Your objective: Check every line below for the word "chevron" and copy each one that has it.

Data shown:
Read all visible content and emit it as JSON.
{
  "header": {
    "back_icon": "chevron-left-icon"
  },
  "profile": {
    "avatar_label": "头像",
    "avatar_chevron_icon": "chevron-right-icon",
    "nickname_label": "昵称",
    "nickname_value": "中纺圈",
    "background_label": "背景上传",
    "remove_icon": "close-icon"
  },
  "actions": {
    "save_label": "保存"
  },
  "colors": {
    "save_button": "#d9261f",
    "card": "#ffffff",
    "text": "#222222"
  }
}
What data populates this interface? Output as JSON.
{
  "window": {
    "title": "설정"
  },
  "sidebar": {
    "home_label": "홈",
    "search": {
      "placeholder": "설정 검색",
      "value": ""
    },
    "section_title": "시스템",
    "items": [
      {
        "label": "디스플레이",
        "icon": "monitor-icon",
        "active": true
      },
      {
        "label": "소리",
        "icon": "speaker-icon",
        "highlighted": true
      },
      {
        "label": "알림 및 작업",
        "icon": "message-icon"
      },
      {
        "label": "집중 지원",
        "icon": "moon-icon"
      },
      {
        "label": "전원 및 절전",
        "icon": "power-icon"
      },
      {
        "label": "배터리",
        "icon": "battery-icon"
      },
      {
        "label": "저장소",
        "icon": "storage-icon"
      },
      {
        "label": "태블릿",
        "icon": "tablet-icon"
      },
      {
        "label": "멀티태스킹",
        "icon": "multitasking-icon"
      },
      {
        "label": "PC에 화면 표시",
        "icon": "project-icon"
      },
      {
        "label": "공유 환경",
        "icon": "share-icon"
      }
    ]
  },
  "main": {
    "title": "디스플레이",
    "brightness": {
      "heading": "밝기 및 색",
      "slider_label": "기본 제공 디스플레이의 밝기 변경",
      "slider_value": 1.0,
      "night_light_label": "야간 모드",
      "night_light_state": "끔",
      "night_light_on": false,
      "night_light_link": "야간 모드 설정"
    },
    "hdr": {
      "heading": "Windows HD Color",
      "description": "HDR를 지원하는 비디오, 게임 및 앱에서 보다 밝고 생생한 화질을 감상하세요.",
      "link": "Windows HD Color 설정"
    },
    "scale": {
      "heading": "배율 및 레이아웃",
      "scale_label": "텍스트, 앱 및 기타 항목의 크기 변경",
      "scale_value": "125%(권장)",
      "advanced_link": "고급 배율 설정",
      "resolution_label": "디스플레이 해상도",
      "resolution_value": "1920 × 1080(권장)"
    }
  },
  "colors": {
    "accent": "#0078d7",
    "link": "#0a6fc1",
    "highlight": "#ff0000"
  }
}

Finished answer:
    "back_icon": "chevron-left-icon"
    "avatar_chevron_icon": "chevron-right-icon",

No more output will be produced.